## EXERCISE:
Will you output the entries below exactly, skipping every image they contain?

## ENTRIES PROVIDED:
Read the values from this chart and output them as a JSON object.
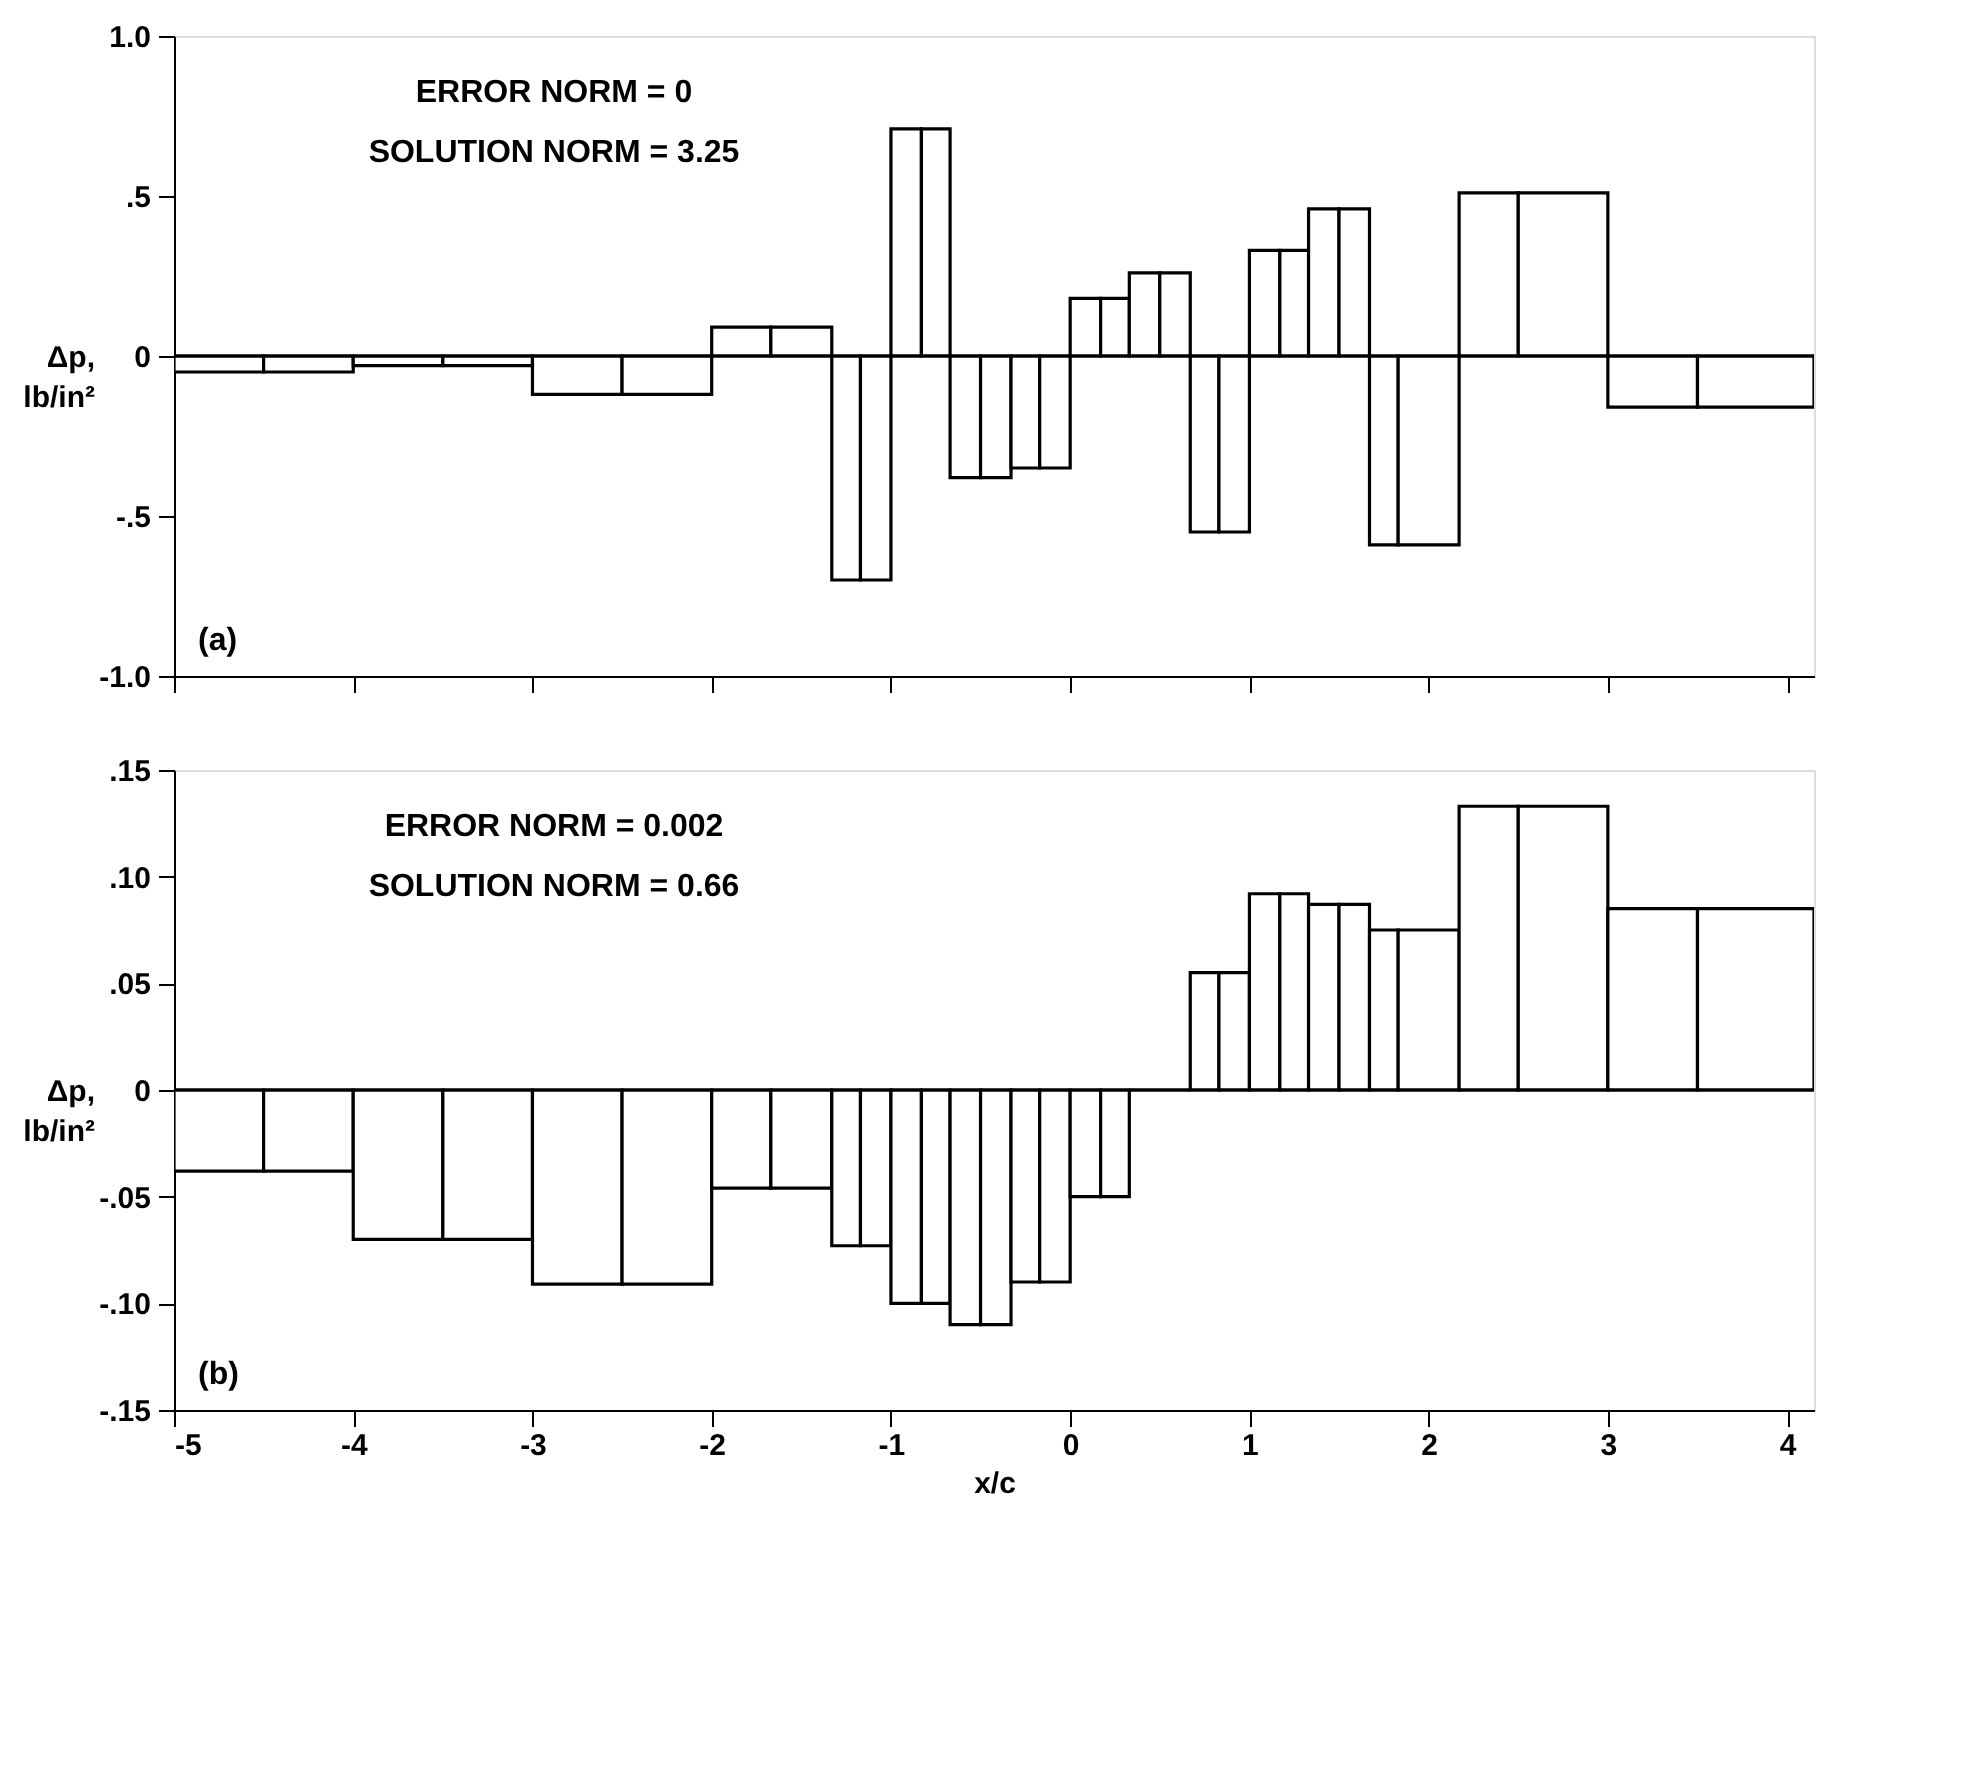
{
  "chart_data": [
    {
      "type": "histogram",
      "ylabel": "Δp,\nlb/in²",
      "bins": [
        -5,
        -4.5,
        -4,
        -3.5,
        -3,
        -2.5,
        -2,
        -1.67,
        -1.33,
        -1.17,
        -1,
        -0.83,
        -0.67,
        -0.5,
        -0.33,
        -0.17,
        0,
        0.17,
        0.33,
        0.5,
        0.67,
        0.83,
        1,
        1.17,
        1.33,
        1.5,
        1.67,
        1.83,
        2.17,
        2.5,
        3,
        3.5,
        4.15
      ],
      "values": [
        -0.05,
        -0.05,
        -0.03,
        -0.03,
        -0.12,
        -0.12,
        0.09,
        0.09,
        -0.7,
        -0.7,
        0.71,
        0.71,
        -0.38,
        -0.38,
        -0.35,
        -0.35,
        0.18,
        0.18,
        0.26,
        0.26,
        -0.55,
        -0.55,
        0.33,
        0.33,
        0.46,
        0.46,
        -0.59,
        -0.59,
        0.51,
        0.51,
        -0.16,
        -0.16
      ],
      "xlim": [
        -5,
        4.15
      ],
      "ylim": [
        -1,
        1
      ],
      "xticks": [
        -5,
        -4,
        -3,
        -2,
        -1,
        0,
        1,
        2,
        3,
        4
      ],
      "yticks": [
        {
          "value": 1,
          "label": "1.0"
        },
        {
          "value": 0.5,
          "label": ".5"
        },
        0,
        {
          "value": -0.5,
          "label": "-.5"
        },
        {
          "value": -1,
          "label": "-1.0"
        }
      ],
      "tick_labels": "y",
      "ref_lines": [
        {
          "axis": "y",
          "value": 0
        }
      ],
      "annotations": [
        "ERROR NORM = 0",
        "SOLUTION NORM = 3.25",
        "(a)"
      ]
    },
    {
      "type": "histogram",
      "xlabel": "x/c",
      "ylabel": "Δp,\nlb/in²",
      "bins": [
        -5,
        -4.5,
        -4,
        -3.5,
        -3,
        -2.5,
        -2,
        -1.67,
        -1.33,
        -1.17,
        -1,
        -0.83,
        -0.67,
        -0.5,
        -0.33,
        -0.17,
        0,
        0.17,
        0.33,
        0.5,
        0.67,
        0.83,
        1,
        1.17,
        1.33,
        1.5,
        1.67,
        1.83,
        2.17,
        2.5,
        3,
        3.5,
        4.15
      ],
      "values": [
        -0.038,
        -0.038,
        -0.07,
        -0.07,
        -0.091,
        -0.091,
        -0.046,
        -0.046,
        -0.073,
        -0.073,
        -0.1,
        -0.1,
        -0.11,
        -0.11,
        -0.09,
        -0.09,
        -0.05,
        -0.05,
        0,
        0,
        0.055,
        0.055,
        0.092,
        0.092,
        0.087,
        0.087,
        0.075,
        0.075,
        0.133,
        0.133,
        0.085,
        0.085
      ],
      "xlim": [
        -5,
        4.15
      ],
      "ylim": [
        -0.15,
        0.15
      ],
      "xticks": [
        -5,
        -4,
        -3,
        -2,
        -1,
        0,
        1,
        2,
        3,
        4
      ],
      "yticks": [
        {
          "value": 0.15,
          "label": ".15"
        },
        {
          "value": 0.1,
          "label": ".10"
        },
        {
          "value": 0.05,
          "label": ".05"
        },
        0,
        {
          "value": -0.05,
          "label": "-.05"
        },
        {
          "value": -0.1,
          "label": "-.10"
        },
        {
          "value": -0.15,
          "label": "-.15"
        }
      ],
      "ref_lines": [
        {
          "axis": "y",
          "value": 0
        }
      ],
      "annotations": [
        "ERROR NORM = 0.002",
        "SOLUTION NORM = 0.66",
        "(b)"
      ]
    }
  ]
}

## RIGHT ANSWER:
Read the values from this chart and output them as a JSON object.
{
  "chart_data": [
    {
      "type": "histogram",
      "ylabel": "Δp,\nlb/in²",
      "bins": [
        -5,
        -4.5,
        -4,
        -3.5,
        -3,
        -2.5,
        -2,
        -1.67,
        -1.33,
        -1.17,
        -1,
        -0.83,
        -0.67,
        -0.5,
        -0.33,
        -0.17,
        0,
        0.17,
        0.33,
        0.5,
        0.67,
        0.83,
        1,
        1.17,
        1.33,
        1.5,
        1.67,
        1.83,
        2.17,
        2.5,
        3,
        3.5,
        4.15
      ],
      "values": [
        -0.05,
        -0.05,
        -0.03,
        -0.03,
        -0.12,
        -0.12,
        0.09,
        0.09,
        -0.7,
        -0.7,
        0.71,
        0.71,
        -0.38,
        -0.38,
        -0.35,
        -0.35,
        0.18,
        0.18,
        0.26,
        0.26,
        -0.55,
        -0.55,
        0.33,
        0.33,
        0.46,
        0.46,
        -0.59,
        -0.59,
        0.51,
        0.51,
        -0.16,
        -0.16
      ],
      "xlim": [
        -5,
        4.15
      ],
      "ylim": [
        -1,
        1
      ],
      "xticks": [
        -5,
        -4,
        -3,
        -2,
        -1,
        0,
        1,
        2,
        3,
        4
      ],
      "yticks": [
        {
          "value": 1,
          "label": "1.0"
        },
        {
          "value": 0.5,
          "label": ".5"
        },
        0,
        {
          "value": -0.5,
          "label": "-.5"
        },
        {
          "value": -1,
          "label": "-1.0"
        }
      ],
      "tick_labels": "y",
      "ref_lines": [
        {
          "axis": "y",
          "value": 0
        }
      ],
      "annotations": [
        "ERROR NORM = 0",
        "SOLUTION NORM = 3.25",
        "(a)"
      ]
    },
    {
      "type": "histogram",
      "xlabel": "x/c",
      "ylabel": "Δp,\nlb/in²",
      "bins": [
        -5,
        -4.5,
        -4,
        -3.5,
        -3,
        -2.5,
        -2,
        -1.67,
        -1.33,
        -1.17,
        -1,
        -0.83,
        -0.67,
        -0.5,
        -0.33,
        -0.17,
        0,
        0.17,
        0.33,
        0.5,
        0.67,
        0.83,
        1,
        1.17,
        1.33,
        1.5,
        1.67,
        1.83,
        2.17,
        2.5,
        3,
        3.5,
        4.15
      ],
      "values": [
        -0.038,
        -0.038,
        -0.07,
        -0.07,
        -0.091,
        -0.091,
        -0.046,
        -0.046,
        -0.073,
        -0.073,
        -0.1,
        -0.1,
        -0.11,
        -0.11,
        -0.09,
        -0.09,
        -0.05,
        -0.05,
        0,
        0,
        0.055,
        0.055,
        0.092,
        0.092,
        0.087,
        0.087,
        0.075,
        0.075,
        0.133,
        0.133,
        0.085,
        0.085
      ],
      "xlim": [
        -5,
        4.15
      ],
      "ylim": [
        -0.15,
        0.15
      ],
      "xticks": [
        -5,
        -4,
        -3,
        -2,
        -1,
        0,
        1,
        2,
        3,
        4
      ],
      "yticks": [
        {
          "value": 0.15,
          "label": ".15"
        },
        {
          "value": 0.1,
          "label": ".10"
        },
        {
          "value": 0.05,
          "label": ".05"
        },
        0,
        {
          "value": -0.05,
          "label": "-.05"
        },
        {
          "value": -0.1,
          "label": "-.10"
        },
        {
          "value": -0.15,
          "label": "-.15"
        }
      ],
      "ref_lines": [
        {
          "axis": "y",
          "value": 0
        }
      ],
      "annotations": [
        "ERROR NORM = 0.002",
        "SOLUTION NORM = 0.66",
        "(b)"
      ]
    }
  ]
}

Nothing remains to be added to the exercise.